• **AIM OF THE TASK**
Print every line of the listing exactly, please.

• **Dataset items**
.....

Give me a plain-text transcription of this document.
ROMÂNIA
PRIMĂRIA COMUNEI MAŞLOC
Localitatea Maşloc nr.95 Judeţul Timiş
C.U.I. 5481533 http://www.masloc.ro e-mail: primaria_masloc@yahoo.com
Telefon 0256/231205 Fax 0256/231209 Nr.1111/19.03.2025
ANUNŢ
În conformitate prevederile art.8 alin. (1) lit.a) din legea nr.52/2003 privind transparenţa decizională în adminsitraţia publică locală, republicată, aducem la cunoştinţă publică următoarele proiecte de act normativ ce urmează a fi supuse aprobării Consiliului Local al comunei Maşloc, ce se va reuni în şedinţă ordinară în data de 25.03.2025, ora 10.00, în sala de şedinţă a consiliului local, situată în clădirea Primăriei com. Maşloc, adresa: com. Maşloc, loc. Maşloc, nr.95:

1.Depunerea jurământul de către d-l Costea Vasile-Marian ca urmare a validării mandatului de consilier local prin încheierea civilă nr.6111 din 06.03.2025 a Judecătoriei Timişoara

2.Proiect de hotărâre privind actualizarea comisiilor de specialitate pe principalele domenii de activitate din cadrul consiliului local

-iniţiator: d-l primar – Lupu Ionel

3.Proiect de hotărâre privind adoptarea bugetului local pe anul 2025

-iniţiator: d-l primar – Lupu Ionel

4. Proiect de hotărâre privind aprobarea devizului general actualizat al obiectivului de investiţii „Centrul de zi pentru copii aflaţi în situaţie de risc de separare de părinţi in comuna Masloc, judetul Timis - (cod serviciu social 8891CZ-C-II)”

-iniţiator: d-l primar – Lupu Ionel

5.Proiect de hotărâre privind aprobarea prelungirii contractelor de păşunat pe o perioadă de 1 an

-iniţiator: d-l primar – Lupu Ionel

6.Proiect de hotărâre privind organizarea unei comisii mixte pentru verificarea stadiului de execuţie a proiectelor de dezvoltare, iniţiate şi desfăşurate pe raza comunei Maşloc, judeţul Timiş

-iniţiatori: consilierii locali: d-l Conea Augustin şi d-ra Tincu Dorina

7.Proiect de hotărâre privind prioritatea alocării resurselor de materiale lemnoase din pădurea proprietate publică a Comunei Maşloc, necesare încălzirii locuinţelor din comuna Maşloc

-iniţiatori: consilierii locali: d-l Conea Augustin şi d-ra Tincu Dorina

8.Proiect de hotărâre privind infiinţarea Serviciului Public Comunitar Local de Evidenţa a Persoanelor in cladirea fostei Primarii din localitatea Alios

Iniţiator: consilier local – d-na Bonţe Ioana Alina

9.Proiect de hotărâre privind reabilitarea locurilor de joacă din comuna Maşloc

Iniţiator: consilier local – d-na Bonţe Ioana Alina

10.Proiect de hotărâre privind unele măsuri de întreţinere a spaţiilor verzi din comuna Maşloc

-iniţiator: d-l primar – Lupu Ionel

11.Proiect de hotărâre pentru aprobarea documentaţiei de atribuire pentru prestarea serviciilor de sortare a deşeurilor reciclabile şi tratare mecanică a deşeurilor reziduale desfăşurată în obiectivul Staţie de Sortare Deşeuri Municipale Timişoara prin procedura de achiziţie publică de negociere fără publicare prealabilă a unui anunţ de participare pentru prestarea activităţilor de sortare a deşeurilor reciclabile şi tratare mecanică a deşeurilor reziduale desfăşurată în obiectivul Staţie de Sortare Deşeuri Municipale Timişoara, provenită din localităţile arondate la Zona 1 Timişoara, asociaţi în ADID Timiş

.....

• **RIGHT ANSWER**
Give me a plain-text transcription of this document.
ROMÂNIA
PRIMĂRIA COMUNEI MAŞLOC
Localitatea Maşloc nr.95 Judeţul Timiş
C.U.I. 5481533 http://www.masloc.ro e-mail: primaria_masloc@yahoo.com
Telefon 0256/231205 Fax 0256/231209 Nr.1111/19.03.2025
ANUNŢ
În conformitate prevederile art.8 alin. (1) lit.a) din legea nr.52/2003 privind transparenţa decizională în adminsitraţia publică locală, republicată, aducem la cunoştinţă publică următoarele proiecte de act normativ ce urmează a fi supuse aprobării Consiliului Local al comunei Maşloc, ce se va reuni în şedinţă ordinară în data de 25.03.2025, ora 10.00, în sala de şedinţă a consiliului local, situată în clădirea Primăriei com. Maşloc, adresa: com. Maşloc, loc. Maşloc, nr.95:

1.Depunerea jurământul de către d-l Costea Vasile-Marian ca urmare a validării mandatului de consilier local prin încheierea civilă nr.6111 din 06.03.2025 a Judecătoriei Timişoara

2.Proiect de hotărâre privind actualizarea comisiilor de specialitate pe principalele domenii de activitate din cadrul consiliului local

-iniţiator: d-l primar – Lupu Ionel

3.Proiect de hotărâre privind adoptarea bugetului local pe anul 2025

-iniţiator: d-l primar – Lupu Ionel

4. Proiect de hotărâre privind aprobarea devizului general actualizat al obiectivului de investiţii „Centrul de zi pentru copii aflaţi în situaţie de risc de separare de părinţi in comuna Masloc, judetul Timis - (cod serviciu social 8891CZ-C-II)”

-iniţiator: d-l primar – Lupu Ionel

5.Proiect de hotărâre privind aprobarea prelungirii contractelor de păşunat pe o perioadă de 1 an

-iniţiator: d-l primar – Lupu Ionel

6.Proiect de hotărâre privind organizarea unei comisii mixte pentru verificarea stadiului de execuţie a proiectelor de dezvoltare, iniţiate şi desfăşurate pe raza comunei Maşloc, judeţul Timiş

-iniţiatori: consilierii locali: d-l Conea Augustin şi d-ra Tincu Dorina

7.Proiect de hotărâre privind prioritatea alocării resurselor de materiale lemnoase din pădurea proprietate publică a Comunei Maşloc, necesare încălzirii locuinţelor din comuna Maşloc

-iniţiatori: consilierii locali: d-l Conea Augustin şi d-ra Tincu Dorina

8.Proiect de hotărâre privind infiinţarea Serviciului Public Comunitar Local de Evidenţa a Persoanelor in cladirea fostei Primarii din localitatea Alios

Iniţiator: consilier local – d-na Bonţe Ioana Alina

9.Proiect de hotărâre privind reabilitarea locurilor de joacă din comuna Maşloc

Iniţiator: consilier local – d-na Bonţe Ioana Alina

10.Proiect de hotărâre privind unele măsuri de întreţinere a spaţiilor verzi din comuna Maşloc

-iniţiator: d-l primar – Lupu Ionel

11.Proiect de hotărâre pentru aprobarea documentaţiei de atribuire pentru prestarea serviciilor de sortare a deşeurilor reciclabile şi tratare mecanică a deşeurilor reziduale desfăşurată în obiectivul Staţie de Sortare Deşeuri Municipale Timişoara prin procedura de achiziţie publică de negociere fără publicare prealabilă a unui anunţ de participare pentru prestarea activităţilor de sortare a deşeurilor reciclabile şi tratare mecanică a deşeurilor reziduale desfăşurată în obiectivul Staţie de Sortare Deşeuri Municipale Timişoara, provenită din localităţile arondate la Zona 1 Timişoara, asociaţi în ADID Timiş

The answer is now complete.